- **FRAGMENTO DEL DOCUMENTO**:
>>>>
1. VO₂max: el motor aeróbico
El VO₂max, o consumo máximo de oxígeno, representa la cantidad máxima de oxígeno que el cuerpo puede utilizar durante el ejercicio intenso. Es uno de los principales indicadores de la capacidad aeróbica.
En el estudio, los corredores más rápidos (2h30–3h) presentaron valores medios cercanos a 63 ml·kg⁻¹·min⁻¹, mientras que los corredores con tiempos superiores a 4h30 registraron valores alrededor de 46 ml·kg⁻¹·min⁻¹. Aunque el VO₂max no explica por sí solo el rendimiento, sí marca el techo fisiológico sobre el que se construye el resto de adaptaciones.
2. Umbral de lactato: correr rápido sin acumular fatiga
Otro factor clave es el umbral de lactato, el punto a partir del cual el lactato comienza a acumularse rápidamente en sangre. Por ejemplo:
LT1 (primer umbral): ~12,4 km/h en el grupo más rápido.
LT2 (segundo umbral): ~15,5 km/h en los corredores de 2h30–3h.
Cuanto más alto sea este umbral, mayor será la velocidad que el corredor puede sostener durante largos periodos sin fatiga excesiva. Los corredores más rápidos del estudio podían mantener velocidades significativamente mayores en este punto fisiológico.
3. Economía de carrera: gastar menos energía
La economía de carrera describe cuánta energía necesita un corredor para mantener una velocidad determinada. Dos atletas con el mismo VO₂max pueden rendir de forma muy distinta si uno utiliza menos oxígeno para correr al mismo ritmo.
Una mejor economía permite mantener ritmos altos con menor coste energético: determinante en una prueba tan larga como el maratón.
<<<<
- **MATERIAL DE ESTUDIO**:
>>>>
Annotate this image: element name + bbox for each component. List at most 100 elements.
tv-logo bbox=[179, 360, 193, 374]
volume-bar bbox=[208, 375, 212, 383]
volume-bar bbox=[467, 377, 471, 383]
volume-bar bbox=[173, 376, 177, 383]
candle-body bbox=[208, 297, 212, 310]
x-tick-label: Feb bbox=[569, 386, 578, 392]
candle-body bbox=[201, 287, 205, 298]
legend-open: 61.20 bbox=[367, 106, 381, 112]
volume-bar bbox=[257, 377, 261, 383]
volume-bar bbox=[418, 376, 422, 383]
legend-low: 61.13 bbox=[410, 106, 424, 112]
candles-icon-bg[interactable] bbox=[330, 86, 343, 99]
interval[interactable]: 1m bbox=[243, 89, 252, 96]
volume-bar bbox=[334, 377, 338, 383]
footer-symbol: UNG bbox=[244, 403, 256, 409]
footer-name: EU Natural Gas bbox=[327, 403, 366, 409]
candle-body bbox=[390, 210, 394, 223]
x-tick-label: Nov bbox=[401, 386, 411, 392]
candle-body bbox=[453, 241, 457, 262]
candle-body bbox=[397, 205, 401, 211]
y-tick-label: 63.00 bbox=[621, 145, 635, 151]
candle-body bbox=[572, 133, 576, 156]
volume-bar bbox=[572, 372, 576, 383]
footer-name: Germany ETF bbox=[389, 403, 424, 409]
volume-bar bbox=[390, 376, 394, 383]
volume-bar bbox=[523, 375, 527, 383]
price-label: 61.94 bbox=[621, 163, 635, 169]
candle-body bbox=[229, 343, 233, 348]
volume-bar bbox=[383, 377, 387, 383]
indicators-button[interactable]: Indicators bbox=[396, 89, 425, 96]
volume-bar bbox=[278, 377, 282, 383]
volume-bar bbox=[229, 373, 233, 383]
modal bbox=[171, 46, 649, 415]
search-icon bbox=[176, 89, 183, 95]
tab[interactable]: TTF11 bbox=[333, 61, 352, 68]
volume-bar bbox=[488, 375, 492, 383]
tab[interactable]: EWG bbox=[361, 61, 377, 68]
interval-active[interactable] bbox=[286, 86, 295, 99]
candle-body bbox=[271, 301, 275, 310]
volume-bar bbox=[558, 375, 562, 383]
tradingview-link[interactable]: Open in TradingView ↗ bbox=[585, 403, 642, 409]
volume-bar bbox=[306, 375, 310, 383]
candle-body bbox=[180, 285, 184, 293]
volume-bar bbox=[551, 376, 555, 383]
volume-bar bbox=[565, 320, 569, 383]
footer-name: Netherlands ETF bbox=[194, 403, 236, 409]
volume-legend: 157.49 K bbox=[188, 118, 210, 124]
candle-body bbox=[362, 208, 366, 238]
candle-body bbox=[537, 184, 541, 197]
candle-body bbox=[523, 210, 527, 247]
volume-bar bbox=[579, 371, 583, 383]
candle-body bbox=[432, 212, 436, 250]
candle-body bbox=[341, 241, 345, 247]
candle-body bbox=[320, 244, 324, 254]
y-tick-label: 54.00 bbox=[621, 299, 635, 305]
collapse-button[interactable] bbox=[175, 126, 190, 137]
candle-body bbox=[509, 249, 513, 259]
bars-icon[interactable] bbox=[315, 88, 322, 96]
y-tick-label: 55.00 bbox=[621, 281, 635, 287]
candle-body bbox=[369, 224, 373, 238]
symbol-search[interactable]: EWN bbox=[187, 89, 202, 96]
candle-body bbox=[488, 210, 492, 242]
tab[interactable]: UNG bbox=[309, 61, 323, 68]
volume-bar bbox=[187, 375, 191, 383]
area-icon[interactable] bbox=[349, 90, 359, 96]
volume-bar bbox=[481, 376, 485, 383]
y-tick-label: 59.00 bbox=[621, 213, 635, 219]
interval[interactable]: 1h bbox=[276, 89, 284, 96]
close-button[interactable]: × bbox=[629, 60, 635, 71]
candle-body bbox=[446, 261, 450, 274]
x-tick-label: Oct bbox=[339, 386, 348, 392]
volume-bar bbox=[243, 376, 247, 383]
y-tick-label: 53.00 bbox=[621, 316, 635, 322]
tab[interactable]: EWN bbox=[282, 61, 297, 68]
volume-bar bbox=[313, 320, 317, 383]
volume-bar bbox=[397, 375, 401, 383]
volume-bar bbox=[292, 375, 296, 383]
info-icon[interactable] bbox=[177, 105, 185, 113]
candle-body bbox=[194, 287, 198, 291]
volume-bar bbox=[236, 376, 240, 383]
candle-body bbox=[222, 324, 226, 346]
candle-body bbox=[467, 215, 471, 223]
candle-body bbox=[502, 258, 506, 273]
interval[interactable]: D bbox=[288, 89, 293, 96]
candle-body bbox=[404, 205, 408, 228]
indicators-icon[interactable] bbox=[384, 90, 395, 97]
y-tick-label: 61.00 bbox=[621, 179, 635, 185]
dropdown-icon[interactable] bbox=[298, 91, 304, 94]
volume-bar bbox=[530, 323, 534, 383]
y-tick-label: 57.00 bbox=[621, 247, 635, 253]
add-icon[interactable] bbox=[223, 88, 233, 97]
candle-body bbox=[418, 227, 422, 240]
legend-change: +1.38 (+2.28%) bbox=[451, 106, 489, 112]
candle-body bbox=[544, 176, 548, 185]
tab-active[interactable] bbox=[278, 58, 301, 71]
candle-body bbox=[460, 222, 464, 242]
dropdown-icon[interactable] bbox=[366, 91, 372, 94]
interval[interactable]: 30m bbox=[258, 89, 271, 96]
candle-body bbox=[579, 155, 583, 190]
<<<<
- **ACCIONES REQUERIDAS**:
a - Responda con base en el fragmento sobre el rendimiento en el maratón:
(i) ¿Qué valor medio de VO₂max presentaron los corredores de 2h30–3h?
(ii) ¿A qué velocidad aproximada se sitúa el LT2 en ese mismo grupo?
(iii) ¿Qué describe la economía de carrera?
b - Retome el fragmento sobre el rendimiento en el maratón y prosiga la redacción a partir de su última oración.
Las filas no intervienen en este ejercicio.

- **RESULTADOS DE LAS TAREAS**:
a -
(i) Valores cercanos a 63 ml·kg⁻¹·min⁻¹.
(ii) Aproximadamente 15,5 km/h.
(iii) Cuánta energía necesita un corredor para mantener una velocidad determinada.

b -
Cómo entrenan los maratonianos más rápidos
Además de las variables fisiológicas, el estudio analizó el tipo de entrenamiento que realizaban los corredores. Los resultados muestran diferencias claras entre los grupos de rendimiento:
1. Mayor frecuencia de entrenamiento
Los corredores con mejores tiempos entrenaban más días a la semana que los corredores más lentos. La frecuencia de entrenamiento fue una de las variables que más discriminó entre niveles de rendimiento. Esto sugiere que la consistencia semanal es clave para desarrollar las adaptaciones necesarias para el maratón.
2. Mayor distancia por sesión
El grupo más rápido también acumulaba más kilómetros por sesión, con una media de 16,1 km por entrenamiento, mientras que los corredores de más de 4h30 apenas superaban los 10 km por sesión. Este mayor volumen permite mejorar la resistencia aeróbica y la tolerancia al esfuerzo prolongado.
3. Entrenar a mayor velocidad
El estudio encontró una fuerte correlación entre la velocidad de carrera en competición y la velocidad de entrenamiento, especialmente cerca de los umbrales de lactato. En otras palabras: los corredores más rápidos no solo entrenan más, sino también a ritmos relativamente más altos dentro de su planificación.
Éxito en la maratón: un equilibro fisiológico y de entreno
Los resultados dejan claro que el rendimiento en maratón no depende de un solo factor. Más bien surge de la combinación de:
- Alta capacidad aeróbica (VO₂max)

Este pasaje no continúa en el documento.